Exercise
The records below must be retyped exactly.

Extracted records
━━━━━━

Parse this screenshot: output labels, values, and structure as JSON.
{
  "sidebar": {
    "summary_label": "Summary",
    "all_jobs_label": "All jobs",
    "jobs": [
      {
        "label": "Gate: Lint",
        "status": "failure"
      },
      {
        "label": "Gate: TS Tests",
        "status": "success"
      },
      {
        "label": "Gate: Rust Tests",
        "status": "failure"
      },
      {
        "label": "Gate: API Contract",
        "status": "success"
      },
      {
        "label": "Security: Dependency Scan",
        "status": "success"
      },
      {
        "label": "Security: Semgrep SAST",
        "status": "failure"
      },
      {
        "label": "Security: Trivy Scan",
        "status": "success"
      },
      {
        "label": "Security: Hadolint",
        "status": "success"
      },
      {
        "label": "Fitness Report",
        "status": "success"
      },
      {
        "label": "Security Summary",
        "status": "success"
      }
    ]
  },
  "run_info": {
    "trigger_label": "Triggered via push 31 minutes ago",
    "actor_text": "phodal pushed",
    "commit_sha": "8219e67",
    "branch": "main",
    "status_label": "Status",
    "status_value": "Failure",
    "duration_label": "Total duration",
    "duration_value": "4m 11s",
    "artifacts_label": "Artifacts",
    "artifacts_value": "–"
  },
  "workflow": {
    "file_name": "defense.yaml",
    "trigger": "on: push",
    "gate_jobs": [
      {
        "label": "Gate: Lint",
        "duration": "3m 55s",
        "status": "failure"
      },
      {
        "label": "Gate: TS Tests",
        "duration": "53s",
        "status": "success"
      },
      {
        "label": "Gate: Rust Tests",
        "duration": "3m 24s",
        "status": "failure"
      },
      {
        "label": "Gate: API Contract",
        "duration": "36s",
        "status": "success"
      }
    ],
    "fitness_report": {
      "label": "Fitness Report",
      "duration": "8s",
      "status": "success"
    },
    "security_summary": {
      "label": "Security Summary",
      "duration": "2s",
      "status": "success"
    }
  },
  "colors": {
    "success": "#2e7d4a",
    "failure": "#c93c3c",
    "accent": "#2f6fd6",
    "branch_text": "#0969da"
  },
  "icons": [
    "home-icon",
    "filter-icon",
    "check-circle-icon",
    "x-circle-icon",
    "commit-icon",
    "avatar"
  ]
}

━━━━━━

Answer
Parse this screenshot: output labels, values, and structure as JSON.
{
  "sidebar": {
    "summary_label": "Summary",
    "all_jobs_label": "All jobs",
    "jobs": [
      {
        "label": "Gate: Lint",
        "status": "failure"
      },
      {
        "label": "Gate: TS Tests",
        "status": "success"
      },
      {
        "label": "Gate: Rust Tests",
        "status": "failure"
      },
      {
        "label": "Gate: API Contract",
        "status": "success"
      },
      {
        "label": "Security: Dependency Scan",
        "status": "success"
      },
      {
        "label": "Security: Semgrep SAST",
        "status": "failure"
      },
      {
        "label": "Security: Trivy Scan",
        "status": "success"
      },
      {
        "label": "Security: Hadolint",
        "status": "success"
      },
      {
        "label": "Fitness Report",
        "status": "success"
      },
      {
        "label": "Security Summary",
        "status": "success"
      }
    ]
  },
  "run_info": {
    "trigger_label": "Triggered via push 31 minutes ago",
    "actor_text": "phodal pushed",
    "commit_sha": "8219e67",
    "branch": "main",
    "status_label": "Status",
    "status_value": "Failure",
    "duration_label": "Total duration",
    "duration_value": "4m 11s",
    "artifacts_label": "Artifacts",
    "artifacts_value": "–"
  },
  "workflow": {
    "file_name": "defense.yaml",
    "trigger": "on: push",
    "gate_jobs": [
      {
        "label": "Gate: Lint",
        "duration": "3m 55s",
        "status": "failure"
      },
      {
        "label": "Gate: TS Tests",
        "duration": "53s",
        "status": "success"
      },
      {
        "label": "Gate: Rust Tests",
        "duration": "3m 24s",
        "status": "failure"
      },
      {
        "label": "Gate: API Contract",
        "duration": "36s",
        "status": "success"
      }
    ],
    "fitness_report": {
      "label": "Fitness Report",
      "duration": "8s",
      "status": "success"
    },
    "security_summary": {
      "label": "Security Summary",
      "duration": "2s",
      "status": "success"
    }
  },
  "colors": {
    "success": "#2e7d4a",
    "failure": "#c93c3c",
    "accent": "#2f6fd6",
    "branch_text": "#0969da"
  },
  "icons": [
    "home-icon",
    "filter-icon",
    "check-circle-icon",
    "x-circle-icon",
    "commit-icon",
    "avatar"
  ]
}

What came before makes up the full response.